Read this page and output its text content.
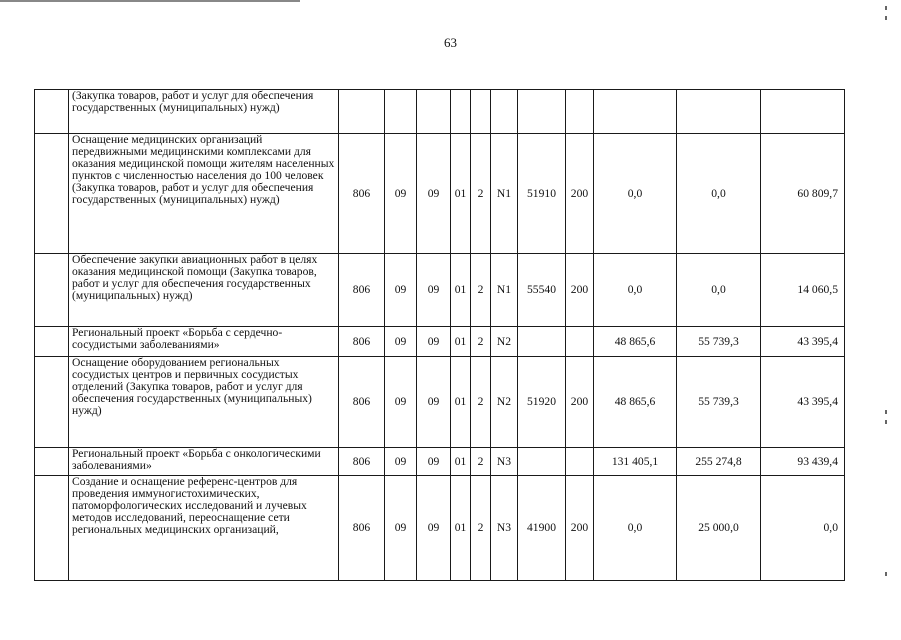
63
	(Закупка товаров, работ и услуг для обеспечения государственных (муниципальных) нужд)											
	Оснащение медицинских организаций передвижными медицинскими комплексами для оказания медицинской помощи жителям населенных пунктов с численностью населения до 100 человек (Закупка товаров, работ и услуг для обеспечения государственных (муниципальных) нужд)	806	09	09	01	2	N1	51910	200	0,0	0,0	60 809,7
	Обеспечение закупки авиационных работ в целях оказания медицинской помощи (Закупка товаров, работ и услуг для обеспечения государственных (муниципальных) нужд)	806	09	09	01	2	N1	55540	200	0,0	0,0	14 060,5
	Региональный проект «Борьба с сердечно-сосудистыми заболеваниями»	806	09	09	01	2	N2			48 865,6	55 739,3	43 395,4
	Оснащение оборудованием региональных сосудистых центров и первичных сосудистых отделений (Закупка товаров, работ и услуг для обеспечения государственных (муниципальных) нужд)	806	09	09	01	2	N2	51920	200	48 865,6	55 739,3	43 395,4
	Региональный проект «Борьба с онкологическими заболеваниями»	806	09	09	01	2	N3			131 405,1	255 274,8	93 439,4
	Создание и оснащение референс-центров для проведения иммуногистохимических, патоморфологических исследований и лучевых методов исследований, переоснащение сети региональных медицинских организаций,	806	09	09	01	2	N3	41900	200	0,0	25 000,0	0,0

........

■ EXERCISE TASK
Extract all the data above exactly, excluding every picture.

■ TASK OUTPUT
Read this page and output its text content.
63
	(Закупка товаров, работ и услуг для обеспечения государственных (муниципальных) нужд)											
	Оснащение медицинских организаций передвижными медицинскими комплексами для оказания медицинской помощи жителям населенных пунктов с численностью населения до 100 человек (Закупка товаров, работ и услуг для обеспечения государственных (муниципальных) нужд)	806	09	09	01	2	N1	51910	200	0,0	0,0	60 809,7
	Обеспечение закупки авиационных работ в целях оказания медицинской помощи (Закупка товаров, работ и услуг для обеспечения государственных (муниципальных) нужд)	806	09	09	01	2	N1	55540	200	0,0	0,0	14 060,5
	Региональный проект «Борьба с сердечно-сосудистыми заболеваниями»	806	09	09	01	2	N2			48 865,6	55 739,3	43 395,4
	Оснащение оборудованием региональных сосудистых центров и первичных сосудистых отделений (Закупка товаров, работ и услуг для обеспечения государственных (муниципальных) нужд)	806	09	09	01	2	N2	51920	200	48 865,6	55 739,3	43 395,4
	Региональный проект «Борьба с онкологическими заболеваниями»	806	09	09	01	2	N3			131 405,1	255 274,8	93 439,4
	Создание и оснащение референс-центров для проведения иммуногистохимических, патоморфологических исследований и лучевых методов исследований, переоснащение сети региональных медицинских организаций,	806	09	09	01	2	N3	41900	200	0,0	25 000,0	0,0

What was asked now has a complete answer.